Dataset entries:
---+---
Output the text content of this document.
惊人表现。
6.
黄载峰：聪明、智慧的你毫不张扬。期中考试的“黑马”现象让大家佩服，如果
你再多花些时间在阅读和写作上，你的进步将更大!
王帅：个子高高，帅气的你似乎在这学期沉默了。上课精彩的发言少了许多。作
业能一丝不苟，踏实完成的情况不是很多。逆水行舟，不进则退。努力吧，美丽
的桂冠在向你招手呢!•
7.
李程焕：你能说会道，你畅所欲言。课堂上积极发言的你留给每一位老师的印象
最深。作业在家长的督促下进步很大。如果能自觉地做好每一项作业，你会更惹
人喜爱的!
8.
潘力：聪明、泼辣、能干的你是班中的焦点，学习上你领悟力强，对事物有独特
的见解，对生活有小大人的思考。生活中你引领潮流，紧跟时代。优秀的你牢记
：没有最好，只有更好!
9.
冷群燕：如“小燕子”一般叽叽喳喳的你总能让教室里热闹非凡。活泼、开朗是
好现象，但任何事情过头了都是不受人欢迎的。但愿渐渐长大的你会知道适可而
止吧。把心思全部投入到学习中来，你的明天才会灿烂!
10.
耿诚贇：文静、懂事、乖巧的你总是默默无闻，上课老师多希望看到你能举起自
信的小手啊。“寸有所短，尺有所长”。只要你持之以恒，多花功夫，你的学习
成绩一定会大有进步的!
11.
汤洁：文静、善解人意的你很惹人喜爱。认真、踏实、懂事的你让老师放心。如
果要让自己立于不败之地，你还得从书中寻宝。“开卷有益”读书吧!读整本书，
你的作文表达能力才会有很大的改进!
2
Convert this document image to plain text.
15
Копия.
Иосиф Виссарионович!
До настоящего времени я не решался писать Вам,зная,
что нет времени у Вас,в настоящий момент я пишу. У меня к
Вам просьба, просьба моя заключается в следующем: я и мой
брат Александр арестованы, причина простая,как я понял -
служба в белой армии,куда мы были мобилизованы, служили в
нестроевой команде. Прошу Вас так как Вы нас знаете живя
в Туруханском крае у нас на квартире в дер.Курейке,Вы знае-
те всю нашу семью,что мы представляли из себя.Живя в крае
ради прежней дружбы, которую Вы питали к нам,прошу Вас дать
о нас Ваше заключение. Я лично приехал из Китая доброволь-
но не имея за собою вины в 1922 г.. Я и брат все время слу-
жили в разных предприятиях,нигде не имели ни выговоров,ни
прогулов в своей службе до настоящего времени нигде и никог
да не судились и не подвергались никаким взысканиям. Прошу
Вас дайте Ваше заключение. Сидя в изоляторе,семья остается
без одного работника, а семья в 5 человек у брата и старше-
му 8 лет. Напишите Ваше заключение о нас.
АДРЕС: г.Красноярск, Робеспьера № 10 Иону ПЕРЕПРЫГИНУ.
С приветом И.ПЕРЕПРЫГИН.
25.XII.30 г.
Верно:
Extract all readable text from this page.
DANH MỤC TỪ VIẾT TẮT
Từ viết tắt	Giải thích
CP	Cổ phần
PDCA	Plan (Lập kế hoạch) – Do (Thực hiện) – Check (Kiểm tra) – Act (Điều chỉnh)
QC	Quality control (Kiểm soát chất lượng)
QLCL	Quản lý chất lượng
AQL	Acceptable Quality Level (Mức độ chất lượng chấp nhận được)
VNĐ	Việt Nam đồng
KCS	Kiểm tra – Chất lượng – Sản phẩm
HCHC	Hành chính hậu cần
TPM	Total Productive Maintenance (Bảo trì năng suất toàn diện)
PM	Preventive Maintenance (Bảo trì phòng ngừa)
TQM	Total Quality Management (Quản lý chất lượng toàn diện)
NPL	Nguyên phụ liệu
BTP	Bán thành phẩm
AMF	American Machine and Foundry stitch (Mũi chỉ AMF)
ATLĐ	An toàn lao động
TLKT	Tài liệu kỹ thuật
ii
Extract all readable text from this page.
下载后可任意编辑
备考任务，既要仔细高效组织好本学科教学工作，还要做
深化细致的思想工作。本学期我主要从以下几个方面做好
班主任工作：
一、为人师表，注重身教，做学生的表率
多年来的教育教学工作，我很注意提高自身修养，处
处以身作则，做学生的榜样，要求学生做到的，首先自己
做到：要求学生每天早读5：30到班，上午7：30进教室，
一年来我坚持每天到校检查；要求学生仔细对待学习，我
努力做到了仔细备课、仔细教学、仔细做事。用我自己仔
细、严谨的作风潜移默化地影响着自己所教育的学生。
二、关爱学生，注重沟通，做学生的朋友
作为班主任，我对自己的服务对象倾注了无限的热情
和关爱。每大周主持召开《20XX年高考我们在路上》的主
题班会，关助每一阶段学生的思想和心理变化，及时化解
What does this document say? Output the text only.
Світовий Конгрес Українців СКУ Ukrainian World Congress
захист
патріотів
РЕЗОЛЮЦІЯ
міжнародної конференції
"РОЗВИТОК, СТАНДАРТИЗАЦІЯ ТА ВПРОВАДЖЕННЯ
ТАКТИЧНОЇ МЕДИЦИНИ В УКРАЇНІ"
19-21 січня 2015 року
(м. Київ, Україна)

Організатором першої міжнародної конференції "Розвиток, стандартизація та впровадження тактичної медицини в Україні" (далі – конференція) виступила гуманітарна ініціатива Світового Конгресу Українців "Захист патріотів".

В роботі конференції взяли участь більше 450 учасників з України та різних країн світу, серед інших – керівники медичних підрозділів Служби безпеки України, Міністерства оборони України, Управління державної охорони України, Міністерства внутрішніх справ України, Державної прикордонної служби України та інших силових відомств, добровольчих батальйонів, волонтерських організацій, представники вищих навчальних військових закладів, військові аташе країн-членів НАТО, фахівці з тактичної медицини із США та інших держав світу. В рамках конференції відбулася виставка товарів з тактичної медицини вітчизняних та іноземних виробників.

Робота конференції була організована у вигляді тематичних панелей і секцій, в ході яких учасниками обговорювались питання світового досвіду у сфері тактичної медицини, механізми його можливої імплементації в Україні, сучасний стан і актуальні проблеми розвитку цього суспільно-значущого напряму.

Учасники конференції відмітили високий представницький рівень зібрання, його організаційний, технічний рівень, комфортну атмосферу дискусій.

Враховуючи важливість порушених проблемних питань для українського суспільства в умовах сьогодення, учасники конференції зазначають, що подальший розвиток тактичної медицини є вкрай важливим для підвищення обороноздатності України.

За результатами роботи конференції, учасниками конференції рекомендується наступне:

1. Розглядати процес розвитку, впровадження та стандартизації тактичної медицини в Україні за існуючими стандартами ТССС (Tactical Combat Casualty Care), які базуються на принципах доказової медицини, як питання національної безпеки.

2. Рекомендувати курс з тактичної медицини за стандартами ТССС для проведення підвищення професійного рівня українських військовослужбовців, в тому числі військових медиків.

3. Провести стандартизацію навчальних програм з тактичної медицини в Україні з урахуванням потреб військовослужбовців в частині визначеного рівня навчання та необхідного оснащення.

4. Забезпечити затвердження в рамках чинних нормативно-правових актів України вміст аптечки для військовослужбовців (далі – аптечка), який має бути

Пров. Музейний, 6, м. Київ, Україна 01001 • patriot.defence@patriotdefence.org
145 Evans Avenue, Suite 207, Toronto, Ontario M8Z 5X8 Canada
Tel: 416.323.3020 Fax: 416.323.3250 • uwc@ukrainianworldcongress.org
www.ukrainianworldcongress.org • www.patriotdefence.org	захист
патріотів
---+---
[Task goal] Repeat the material word for word, in full.

[Solution to the exercise]
Output the text content of this document.
惊人表现。
6.
黄载峰：聪明、智慧的你毫不张扬。期中考试的“黑马”现象让大家佩服，如果
你再多花些时间在阅读和写作上，你的进步将更大!
王帅：个子高高，帅气的你似乎在这学期沉默了。上课精彩的发言少了许多。作
业能一丝不苟，踏实完成的情况不是很多。逆水行舟，不进则退。努力吧，美丽
的桂冠在向你招手呢!•
7.
李程焕：你能说会道，你畅所欲言。课堂上积极发言的你留给每一位老师的印象
最深。作业在家长的督促下进步很大。如果能自觉地做好每一项作业，你会更惹
人喜爱的!
8.
潘力：聪明、泼辣、能干的你是班中的焦点，学习上你领悟力强，对事物有独特
的见解，对生活有小大人的思考。生活中你引领潮流，紧跟时代。优秀的你牢记
：没有最好，只有更好!
9.
冷群燕：如“小燕子”一般叽叽喳喳的你总能让教室里热闹非凡。活泼、开朗是
好现象，但任何事情过头了都是不受人欢迎的。但愿渐渐长大的你会知道适可而
止吧。把心思全部投入到学习中来，你的明天才会灿烂!
10.
耿诚贇：文静、懂事、乖巧的你总是默默无闻，上课老师多希望看到你能举起自
信的小手啊。“寸有所短，尺有所长”。只要你持之以恒，多花功夫，你的学习
成绩一定会大有进步的!
11.
汤洁：文静、善解人意的你很惹人喜爱。认真、踏实、懂事的你让老师放心。如
果要让自己立于不败之地，你还得从书中寻宝。“开卷有益”读书吧!读整本书，
你的作文表达能力才会有很大的改进!
2
Convert this document image to plain text.
15
Копия.
Иосиф Виссарионович!
До настоящего времени я не решался писать Вам,зная,
что нет времени у Вас,в настоящий момент я пишу. У меня к
Вам просьба, просьба моя заключается в следующем: я и мой
брат Александр арестованы, причина простая,как я понял -
служба в белой армии,куда мы были мобилизованы, служили в
нестроевой команде. Прошу Вас так как Вы нас знаете живя
в Туруханском крае у нас на квартире в дер.Курейке,Вы знае-
те всю нашу семью,что мы представляли из себя.Живя в крае
ради прежней дружбы, которую Вы питали к нам,прошу Вас дать
о нас Ваше заключение. Я лично приехал из Китая доброволь-
но не имея за собою вины в 1922 г.. Я и брат все время слу-
жили в разных предприятиях,нигде не имели ни выговоров,ни
прогулов в своей службе до настоящего времени нигде и никог
да не судились и не подвергались никаким взысканиям. Прошу
Вас дайте Ваше заключение. Сидя в изоляторе,семья остается
без одного работника, а семья в 5 человек у брата и старше-
му 8 лет. Напишите Ваше заключение о нас.
АДРЕС: г.Красноярск, Робеспьера № 10 Иону ПЕРЕПРЫГИНУ.
С приветом И.ПЕРЕПРЫГИН.
25.XII.30 г.
Верно:
Extract all readable text from this page.
DANH MỤC TỪ VIẾT TẮT
Từ viết tắt	Giải thích
CP	Cổ phần
PDCA	Plan (Lập kế hoạch) – Do (Thực hiện) – Check (Kiểm tra) – Act (Điều chỉnh)
QC	Quality control (Kiểm soát chất lượng)
QLCL	Quản lý chất lượng
AQL	Acceptable Quality Level (Mức độ chất lượng chấp nhận được)
VNĐ	Việt Nam đồng
KCS	Kiểm tra – Chất lượng – Sản phẩm
HCHC	Hành chính hậu cần
TPM	Total Productive Maintenance (Bảo trì năng suất toàn diện)
PM	Preventive Maintenance (Bảo trì phòng ngừa)
TQM	Total Quality Management (Quản lý chất lượng toàn diện)
NPL	Nguyên phụ liệu
BTP	Bán thành phẩm
AMF	American Machine and Foundry stitch (Mũi chỉ AMF)
ATLĐ	An toàn lao động
TLKT	Tài liệu kỹ thuật
ii
Extract all readable text from this page.
下载后可任意编辑
备考任务，既要仔细高效组织好本学科教学工作，还要做
深化细致的思想工作。本学期我主要从以下几个方面做好
班主任工作：
一、为人师表，注重身教，做学生的表率
多年来的教育教学工作，我很注意提高自身修养，处
处以身作则，做学生的榜样，要求学生做到的，首先自己
做到：要求学生每天早读5：30到班，上午7：30进教室，
一年来我坚持每天到校检查；要求学生仔细对待学习，我
努力做到了仔细备课、仔细教学、仔细做事。用我自己仔
细、严谨的作风潜移默化地影响着自己所教育的学生。
二、关爱学生，注重沟通，做学生的朋友
作为班主任，我对自己的服务对象倾注了无限的热情
和关爱。每大周主持召开《20XX年高考我们在路上》的主
题班会，关助每一阶段学生的思想和心理变化，及时化解
What does this document say? Output the text only.
Світовий Конгрес Українців СКУ Ukrainian World Congress
захист
патріотів
РЕЗОЛЮЦІЯ
міжнародної конференції
"РОЗВИТОК, СТАНДАРТИЗАЦІЯ ТА ВПРОВАДЖЕННЯ
ТАКТИЧНОЇ МЕДИЦИНИ В УКРАЇНІ"
19-21 січня 2015 року
(м. Київ, Україна)

Організатором першої міжнародної конференції "Розвиток, стандартизація та впровадження тактичної медицини в Україні" (далі – конференція) виступила гуманітарна ініціатива Світового Конгресу Українців "Захист патріотів".

В роботі конференції взяли участь більше 450 учасників з України та різних країн світу, серед інших – керівники медичних підрозділів Служби безпеки України, Міністерства оборони України, Управління державної охорони України, Міністерства внутрішніх справ України, Державної прикордонної служби України та інших силових відомств, добровольчих батальйонів, волонтерських організацій, представники вищих навчальних військових закладів, військові аташе країн-членів НАТО, фахівці з тактичної медицини із США та інших держав світу. В рамках конференції відбулася виставка товарів з тактичної медицини вітчизняних та іноземних виробників.

Робота конференції була організована у вигляді тематичних панелей і секцій, в ході яких учасниками обговорювались питання світового досвіду у сфері тактичної медицини, механізми його можливої імплементації в Україні, сучасний стан і актуальні проблеми розвитку цього суспільно-значущого напряму.

Учасники конференції відмітили високий представницький рівень зібрання, його організаційний, технічний рівень, комфортну атмосферу дискусій.

Враховуючи важливість порушених проблемних питань для українського суспільства в умовах сьогодення, учасники конференції зазначають, що подальший розвиток тактичної медицини є вкрай важливим для підвищення обороноздатності України.

За результатами роботи конференції, учасниками конференції рекомендується наступне:

1. Розглядати процес розвитку, впровадження та стандартизації тактичної медицини в Україні за існуючими стандартами ТССС (Tactical Combat Casualty Care), які базуються на принципах доказової медицини, як питання національної безпеки.

2. Рекомендувати курс з тактичної медицини за стандартами ТССС для проведення підвищення професійного рівня українських військовослужбовців, в тому числі військових медиків.

3. Провести стандартизацію навчальних програм з тактичної медицини в Україні з урахуванням потреб військовослужбовців в частині визначеного рівня навчання та необхідного оснащення.

4. Забезпечити затвердження в рамках чинних нормативно-правових актів України вміст аптечки для військовослужбовців (далі – аптечка), який має бути

Пров. Музейний, 6, м. Київ, Україна 01001 • patriot.defence@patriotdefence.org
145 Evans Avenue, Suite 207, Toronto, Ontario M8Z 5X8 Canada
Tel: 416.323.3020 Fax: 416.323.3250 • uwc@ukrainianworldcongress.org
www.ukrainianworldcongress.org • www.patriotdefence.org	захист
патріотів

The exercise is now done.